## YOUR INSTRUCTIONS
Each entry below must be repeated exactly, with pictures left out.

(Stored data entries)
** begin **
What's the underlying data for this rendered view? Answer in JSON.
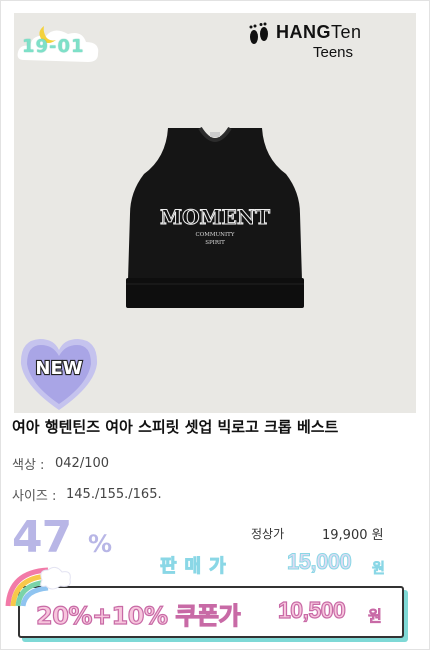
{
  "lot_code": "19-01",
  "brand": {
    "name_bold": "HANG",
    "name_regular": "Ten",
    "sub": "Teens"
  },
  "badge": "NEW",
  "vest_print": {
    "line1": "MOMENT",
    "line2": "COMMUNITY",
    "line3": "SPIRIT"
  },
  "product": {
    "title": "여아 행텐틴즈 여아 스피릿 셋업 빅로고 크롭 베스트",
    "color_label": "색상 :",
    "color_value": "042/100",
    "size_label": "사이즈 :",
    "size_value": "145./155./165."
  },
  "pricing": {
    "discount": "47",
    "discount_sign": "%",
    "regular_label": "정상가",
    "regular_price": "19,900 원",
    "sale_label": "판매가",
    "sale_price": "15,000",
    "sale_unit": "원",
    "coupon_label": "20%+10% 쿠폰가",
    "coupon_price": "10,500",
    "coupon_unit": "원"
  },
  "colors": {
    "photo_bg": "#e9e8e4",
    "accent_lavender": "#b8b6e6",
    "accent_pink": "#f7c6dd",
    "accent_teal": "#7fd9d6"
  }
}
** end **
## ANSWER TO THE TASK
What's the underlying data for this rendered view? Answer in JSON.
{
  "lot_code": "19-01",
  "brand": {
    "name_bold": "HANG",
    "name_regular": "Ten",
    "sub": "Teens"
  },
  "badge": "NEW",
  "vest_print": {
    "line1": "MOMENT",
    "line2": "COMMUNITY",
    "line3": "SPIRIT"
  },
  "product": {
    "title": "여아 행텐틴즈 여아 스피릿 셋업 빅로고 크롭 베스트",
    "color_label": "색상 :",
    "color_value": "042/100",
    "size_label": "사이즈 :",
    "size_value": "145./155./165."
  },
  "pricing": {
    "discount": "47",
    "discount_sign": "%",
    "regular_label": "정상가",
    "regular_price": "19,900 원",
    "sale_label": "판매가",
    "sale_price": "15,000",
    "sale_unit": "원",
    "coupon_label": "20%+10% 쿠폰가",
    "coupon_price": "10,500",
    "coupon_unit": "원"
  },
  "colors": {
    "photo_bg": "#e9e8e4",
    "accent_lavender": "#b8b6e6",
    "accent_pink": "#f7c6dd",
    "accent_teal": "#7fd9d6"
  }
}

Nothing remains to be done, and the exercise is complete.